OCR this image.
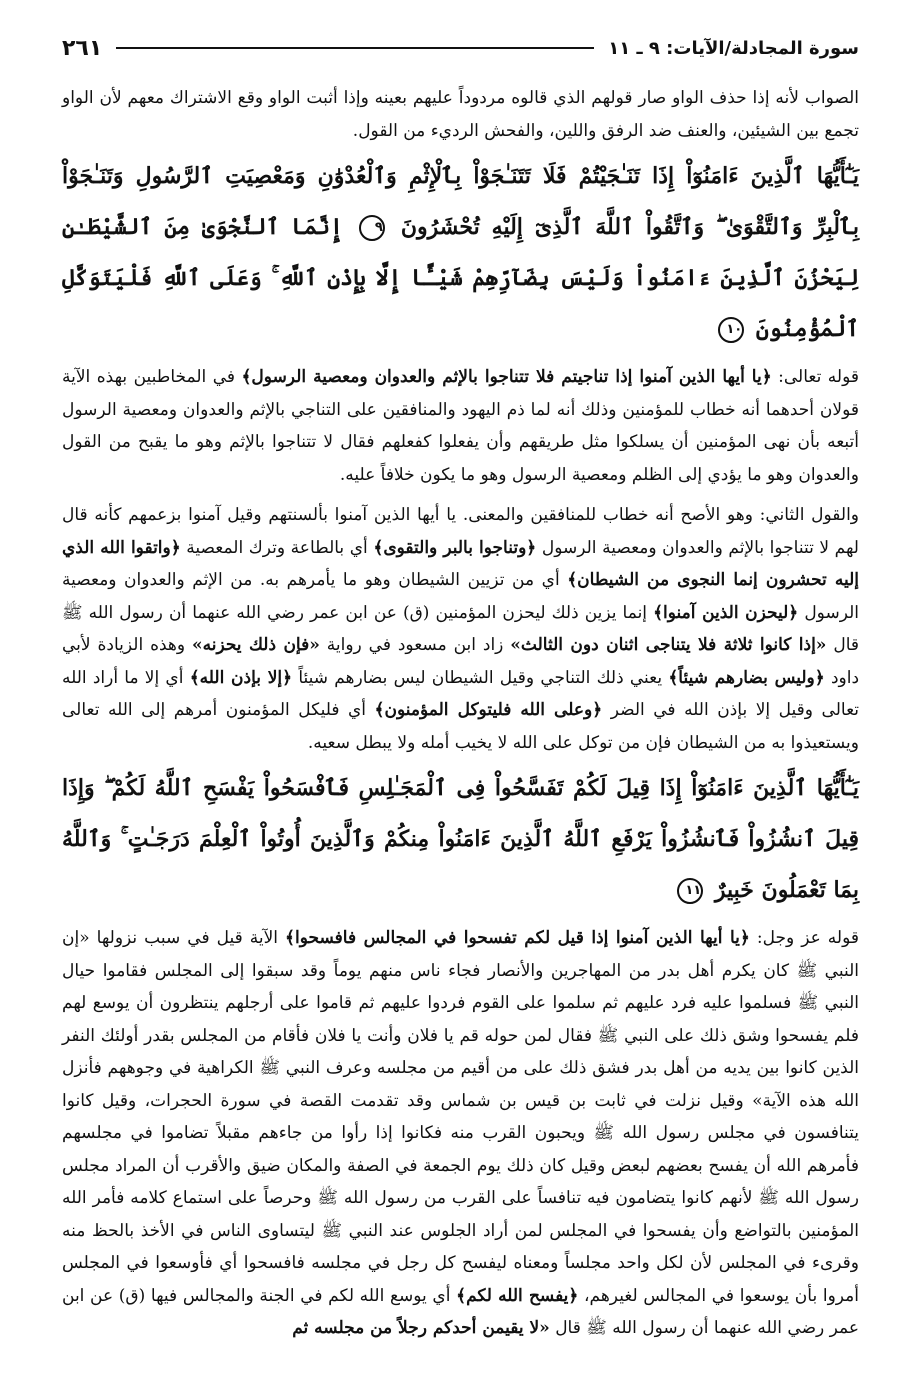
سورة المجادلة/الآيات: ٩ ـ ١١
٢٦١

الصواب لأنه إذا حذف الواو صار قولهم الذي قالوه مردوداً عليهم بعينه وإذا أثبت الواو وقع الاشتراك معهم لأن الواو تجمع بين الشيئين، والعنف ضد الرفق واللين، والفحش الرديء من القول.

يَـٰٓأَيُّهَا ٱلَّذِينَ ءَامَنُوٓاْ إِذَا تَنَـٰجَيْتُمْ فَلَا تَتَنَـٰجَوْاْ بِٱلْإِثْمِ وَٱلْعُدْوَٰنِ وَمَعْصِيَتِ ٱلرَّسُولِ وَتَنَـٰجَوْاْ بِٱلْبِرِّ وَٱلتَّقْوَىٰ ۖ وَٱتَّقُواْ ٱللَّهَ ٱلَّذِىٓ إِلَيْهِ تُحْشَرُونَ ٩ إِنَّمَا ٱلنَّجْوَىٰ مِنَ ٱلشَّيْطَـٰنِ لِيَحْزُنَ ٱلَّذِينَ ءَامَنُواْ وَلَيْسَ بِضَآرِّهِمْ شَيْـًٔا إِلَّا بِإِذْنِ ٱللَّهِ ۚ وَعَلَى ٱللَّهِ فَلْيَتَوَكَّلِ ٱلْمُؤْمِنُونَ ١٠

قوله تعالى: ﴿يا أيها الذين آمنوا إذا تناجيتم فلا تتناجوا بالإثم والعدوان ومعصية الرسول﴾ في المخاطبين بهذه الآية قولان أحدهما أنه خطاب للمؤمنين وذلك أنه لما ذم اليهود والمنافقين على التناجي بالإثم والعدوان ومعصية الرسول أتبعه بأن نهى المؤمنين أن يسلكوا مثل طريقهم وأن يفعلوا كفعلهم فقال لا تتناجوا بالإثم وهو ما يقبح من القول والعدوان وهو ما يؤدي إلى الظلم ومعصية الرسول وهو ما يكون خلافاً عليه.

والقول الثاني: وهو الأصح أنه خطاب للمنافقين والمعنى. يا أيها الذين آمنوا بألسنتهم وقيل آمنوا بزعمهم كأنه قال لهم لا تتناجوا بالإثم والعدوان ومعصية الرسول ﴿وتناجوا بالبر والتقوى﴾ أي بالطاعة وترك المعصية ﴿واتقوا الله الذي إليه تحشرون إنما النجوى من الشيطان﴾ أي من تزيين الشيطان وهو ما يأمرهم به. من الإثم والعدوان ومعصية الرسول ﴿ليحزن الذين آمنوا﴾ إنما يزين ذلك ليحزن المؤمنين (ق) عن ابن عمر رضي الله عنهما أن رسول الله ﷺ قال «إذا كانوا ثلاثة فلا يتناجى اثنان دون الثالث» زاد ابن مسعود في رواية «فإن ذلك يحزنه» وهذه الزيادة لأبي داود ﴿وليس بضارهم شيئاً﴾ يعني ذلك التناجي وقيل الشيطان ليس بضارهم شيئاً ﴿إلا بإذن الله﴾ أي إلا ما أراد الله تعالى وقيل إلا بإذن الله في الضر ﴿وعلى الله فليتوكل المؤمنون﴾ أي فليكل المؤمنون أمرهم إلى الله تعالى ويستعيذوا به من الشيطان فإن من توكل على الله لا يخيب أمله ولا يبطل سعيه.

يَـٰٓأَيُّهَا ٱلَّذِينَ ءَامَنُوٓاْ إِذَا قِيلَ لَكُمْ تَفَسَّحُواْ فِى ٱلْمَجَـٰلِسِ فَٱفْسَحُواْ يَفْسَحِ ٱللَّهُ لَكُمْ ۖ وَإِذَا قِيلَ ٱنشُزُواْ فَٱنشُزُواْ يَرْفَعِ ٱللَّهُ ٱلَّذِينَ ءَامَنُواْ مِنكُمْ وَٱلَّذِينَ أُوتُواْ ٱلْعِلْمَ دَرَجَـٰتٍ ۚ وَٱللَّهُ بِمَا تَعْمَلُونَ خَبِيرٌ ١١

قوله عز وجل: ﴿يا أيها الذين آمنوا إذا قيل لكم تفسحوا في المجالس فافسحوا﴾ الآية قيل في سبب نزولها «إن النبي ﷺ كان يكرم أهل بدر من المهاجرين والأنصار فجاء ناس منهم يوماً وقد سبقوا إلى المجلس فقاموا حيال النبي ﷺ فسلموا عليه فرد عليهم ثم سلموا على القوم فردوا عليهم ثم قاموا على أرجلهم ينتظرون أن يوسع لهم فلم يفسحوا وشق ذلك على النبي ﷺ فقال لمن حوله قم يا فلان وأنت يا فلان فأقام من المجلس بقدر أولئك النفر الذين كانوا بين يديه من أهل بدر فشق ذلك على من أقيم من مجلسه وعرف النبي ﷺ الكراهية في وجوههم فأنزل الله هذه الآية» وقيل نزلت في ثابت بن قيس بن شماس وقد تقدمت القصة في سورة الحجرات، وقيل كانوا يتنافسون في مجلس رسول الله ﷺ ويحبون القرب منه فكانوا إذا رأوا من جاءهم مقبلاً تضاموا في مجلسهم فأمرهم الله أن يفسح بعضهم لبعض وقيل كان ذلك يوم الجمعة في الصفة والمكان ضيق والأقرب أن المراد مجلس رسول الله ﷺ لأنهم كانوا يتضامون فيه تنافساً على القرب من رسول الله ﷺ وحرصاً على استماع كلامه فأمر الله المؤمنين بالتواضع وأن يفسحوا في المجلس لمن أراد الجلوس عند النبي ﷺ ليتساوى الناس في الأخذ بالحظ منه وقرىء في المجلس لأن لكل واحد مجلساً ومعناه ليفسح كل رجل في مجلسه فافسحوا أي فأوسعوا في المجلس أمروا بأن يوسعوا في المجالس لغيرهم، ﴿يفسح الله لكم﴾ أي يوسع الله لكم في الجنة والمجالس فيها (ق) عن ابن عمر رضي الله عنهما أن رسول الله ﷺ قال «لا يقيمن أحدكم رجلاً من مجلسه ثم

=-=-=

**Exercise description:**
All of the material above should be reproduced exactly, except the pictures.

**Written solution:**
OCR this image.
سورة المجادلة/الآيات: ٩ ـ ١١
٢٦١

الصواب لأنه إذا حذف الواو صار قولهم الذي قالوه مردوداً عليهم بعينه وإذا أثبت الواو وقع الاشتراك معهم لأن الواو تجمع بين الشيئين، والعنف ضد الرفق واللين، والفحش الرديء من القول.

يَـٰٓأَيُّهَا ٱلَّذِينَ ءَامَنُوٓاْ إِذَا تَنَـٰجَيْتُمْ فَلَا تَتَنَـٰجَوْاْ بِٱلْإِثْمِ وَٱلْعُدْوَٰنِ وَمَعْصِيَتِ ٱلرَّسُولِ وَتَنَـٰجَوْاْ بِٱلْبِرِّ وَٱلتَّقْوَىٰ ۖ وَٱتَّقُواْ ٱللَّهَ ٱلَّذِىٓ إِلَيْهِ تُحْشَرُونَ ٩ إِنَّمَا ٱلنَّجْوَىٰ مِنَ ٱلشَّيْطَـٰنِ لِيَحْزُنَ ٱلَّذِينَ ءَامَنُواْ وَلَيْسَ بِضَآرِّهِمْ شَيْـًٔا إِلَّا بِإِذْنِ ٱللَّهِ ۚ وَعَلَى ٱللَّهِ فَلْيَتَوَكَّلِ ٱلْمُؤْمِنُونَ ١٠

قوله تعالى: ﴿يا أيها الذين آمنوا إذا تناجيتم فلا تتناجوا بالإثم والعدوان ومعصية الرسول﴾ في المخاطبين بهذه الآية قولان أحدهما أنه خطاب للمؤمنين وذلك أنه لما ذم اليهود والمنافقين على التناجي بالإثم والعدوان ومعصية الرسول أتبعه بأن نهى المؤمنين أن يسلكوا مثل طريقهم وأن يفعلوا كفعلهم فقال لا تتناجوا بالإثم وهو ما يقبح من القول والعدوان وهو ما يؤدي إلى الظلم ومعصية الرسول وهو ما يكون خلافاً عليه.

والقول الثاني: وهو الأصح أنه خطاب للمنافقين والمعنى. يا أيها الذين آمنوا بألسنتهم وقيل آمنوا بزعمهم كأنه قال لهم لا تتناجوا بالإثم والعدوان ومعصية الرسول ﴿وتناجوا بالبر والتقوى﴾ أي بالطاعة وترك المعصية ﴿واتقوا الله الذي إليه تحشرون إنما النجوى من الشيطان﴾ أي من تزيين الشيطان وهو ما يأمرهم به. من الإثم والعدوان ومعصية الرسول ﴿ليحزن الذين آمنوا﴾ إنما يزين ذلك ليحزن المؤمنين (ق) عن ابن عمر رضي الله عنهما أن رسول الله ﷺ قال «إذا كانوا ثلاثة فلا يتناجى اثنان دون الثالث» زاد ابن مسعود في رواية «فإن ذلك يحزنه» وهذه الزيادة لأبي داود ﴿وليس بضارهم شيئاً﴾ يعني ذلك التناجي وقيل الشيطان ليس بضارهم شيئاً ﴿إلا بإذن الله﴾ أي إلا ما أراد الله تعالى وقيل إلا بإذن الله في الضر ﴿وعلى الله فليتوكل المؤمنون﴾ أي فليكل المؤمنون أمرهم إلى الله تعالى ويستعيذوا به من الشيطان فإن من توكل على الله لا يخيب أمله ولا يبطل سعيه.

يَـٰٓأَيُّهَا ٱلَّذِينَ ءَامَنُوٓاْ إِذَا قِيلَ لَكُمْ تَفَسَّحُواْ فِى ٱلْمَجَـٰلِسِ فَٱفْسَحُواْ يَفْسَحِ ٱللَّهُ لَكُمْ ۖ وَإِذَا قِيلَ ٱنشُزُواْ فَٱنشُزُواْ يَرْفَعِ ٱللَّهُ ٱلَّذِينَ ءَامَنُواْ مِنكُمْ وَٱلَّذِينَ أُوتُواْ ٱلْعِلْمَ دَرَجَـٰتٍ ۚ وَٱللَّهُ بِمَا تَعْمَلُونَ خَبِيرٌ ١١

قوله عز وجل: ﴿يا أيها الذين آمنوا إذا قيل لكم تفسحوا في المجالس فافسحوا﴾ الآية قيل في سبب نزولها «إن النبي ﷺ كان يكرم أهل بدر من المهاجرين والأنصار فجاء ناس منهم يوماً وقد سبقوا إلى المجلس فقاموا حيال النبي ﷺ فسلموا عليه فرد عليهم ثم سلموا على القوم فردوا عليهم ثم قاموا على أرجلهم ينتظرون أن يوسع لهم فلم يفسحوا وشق ذلك على النبي ﷺ فقال لمن حوله قم يا فلان وأنت يا فلان فأقام من المجلس بقدر أولئك النفر الذين كانوا بين يديه من أهل بدر فشق ذلك على من أقيم من مجلسه وعرف النبي ﷺ الكراهية في وجوههم فأنزل الله هذه الآية» وقيل نزلت في ثابت بن قيس بن شماس وقد تقدمت القصة في سورة الحجرات، وقيل كانوا يتنافسون في مجلس رسول الله ﷺ ويحبون القرب منه فكانوا إذا رأوا من جاءهم مقبلاً تضاموا في مجلسهم فأمرهم الله أن يفسح بعضهم لبعض وقيل كان ذلك يوم الجمعة في الصفة والمكان ضيق والأقرب أن المراد مجلس رسول الله ﷺ لأنهم كانوا يتضامون فيه تنافساً على القرب من رسول الله ﷺ وحرصاً على استماع كلامه فأمر الله المؤمنين بالتواضع وأن يفسحوا في المجلس لمن أراد الجلوس عند النبي ﷺ ليتساوى الناس في الأخذ بالحظ منه وقرىء في المجلس لأن لكل واحد مجلساً ومعناه ليفسح كل رجل في مجلسه فافسحوا أي فأوسعوا في المجلس أمروا بأن يوسعوا في المجالس لغيرهم، ﴿يفسح الله لكم﴾ أي يوسع الله لكم في الجنة والمجالس فيها (ق) عن ابن عمر رضي الله عنهما أن رسول الله ﷺ قال «لا يقيمن أحدكم رجلاً من مجلسه ثم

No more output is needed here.